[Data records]

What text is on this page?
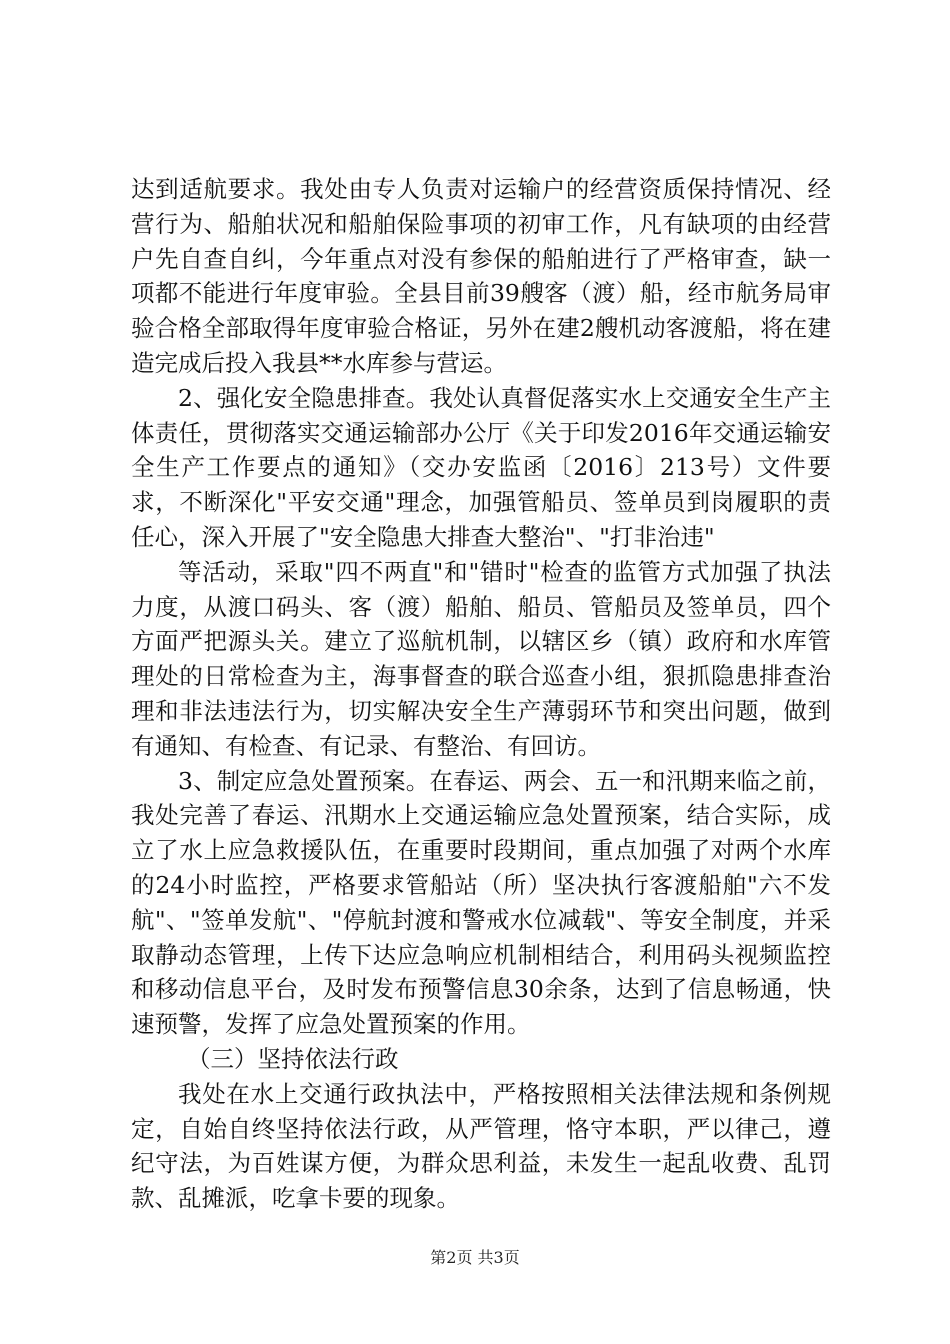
达到适航要求。我处由专人负责对运输户的经营资质保持情况、经营行为、船舶状况和船舶保险事项的初审工作，凡有缺项的由经营户先自查自纠，今年重点对没有参保的船舶进行了严格审查，缺一项都不能进行年度审验。全县目前39艘客（渡）船，经市航务局审验合格全部取得年度审验合格证，另外在建2艘机动客渡船，将在建造完成后投入我县**水库参与营运。

2、强化安全隐患排查。我处认真督促落实水上交通安全生产主体责任，贯彻落实交通运输部办公厅《关于印发2016年交通运输安全生产工作要点的通知》（交办安监函〔2016〕213号）文件要求，不断深化"平安交通"理念，加强管船员、签单员到岗履职的责任心，深入开展了"安全隐患大排查大整治"、"打非治违"

等活动，采取"四不两直"和"错时"检查的监管方式加强了执法力度，从渡口码头、客（渡）船舶、船员、管船员及签单员，四个方面严把源头关。建立了巡航机制，以辖区乡（镇）政府和水库管理处的日常检查为主，海事督查的联合巡查小组，狠抓隐患排查治理和非法违法行为，切实解决安全生产薄弱环节和突出问题，做到有通知、有检查、有记录、有整治、有回访。

3、制定应急处置预案。在春运、两会、五一和汛期来临之前，我处完善了春运、汛期水上交通运输应急处置预案，结合实际，成立了水上应急救援队伍，在重要时段期间，重点加强了对两个水库的24小时监控，严格要求管船站（所）坚决执行客渡船舶"六不发航"、"签单发航"、"停航封渡和警戒水位减载"、等安全制度，并采取静动态管理，上传下达应急响应机制相结合，利用码头视频监控和移动信息平台，及时发布预警信息30余条，达到了信息畅通，快速预警，发挥了应急处置预案的作用。

（三）坚持依法行政

我处在水上交通行政执法中，严格按照相关法律法规和条例规定，自始自终坚持依法行政，从严管理，恪守本职，严以律己，遵纪守法，为百姓谋方便，为群众思利益，未发生一起乱收费、乱罚款、乱摊派，吃拿卡要的现象。

第2页 共3页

**Work to be completed:** Reproduce the material word for word, minus the images.

**Result:**
What text is on this page?
达到适航要求。我处由专人负责对运输户的经营资质保持情况、经营行为、船舶状况和船舶保险事项的初审工作，凡有缺项的由经营户先自查自纠，今年重点对没有参保的船舶进行了严格审查，缺一项都不能进行年度审验。全县目前39艘客（渡）船，经市航务局审验合格全部取得年度审验合格证，另外在建2艘机动客渡船，将在建造完成后投入我县**水库参与营运。

2、强化安全隐患排查。我处认真督促落实水上交通安全生产主体责任，贯彻落实交通运输部办公厅《关于印发2016年交通运输安全生产工作要点的通知》（交办安监函〔2016〕213号）文件要求，不断深化"平安交通"理念，加强管船员、签单员到岗履职的责任心，深入开展了"安全隐患大排查大整治"、"打非治违"

等活动，采取"四不两直"和"错时"检查的监管方式加强了执法力度，从渡口码头、客（渡）船舶、船员、管船员及签单员，四个方面严把源头关。建立了巡航机制，以辖区乡（镇）政府和水库管理处的日常检查为主，海事督查的联合巡查小组，狠抓隐患排查治理和非法违法行为，切实解决安全生产薄弱环节和突出问题，做到有通知、有检查、有记录、有整治、有回访。

3、制定应急处置预案。在春运、两会、五一和汛期来临之前，我处完善了春运、汛期水上交通运输应急处置预案，结合实际，成立了水上应急救援队伍，在重要时段期间，重点加强了对两个水库的24小时监控，严格要求管船站（所）坚决执行客渡船舶"六不发航"、"签单发航"、"停航封渡和警戒水位减载"、等安全制度，并采取静动态管理，上传下达应急响应机制相结合，利用码头视频监控和移动信息平台，及时发布预警信息30余条，达到了信息畅通，快速预警，发挥了应急处置预案的作用。

（三）坚持依法行政

我处在水上交通行政执法中，严格按照相关法律法规和条例规定，自始自终坚持依法行政，从严管理，恪守本职，严以律己，遵纪守法，为百姓谋方便，为群众思利益，未发生一起乱收费、乱罚款、乱摊派，吃拿卡要的现象。

第2页 共3页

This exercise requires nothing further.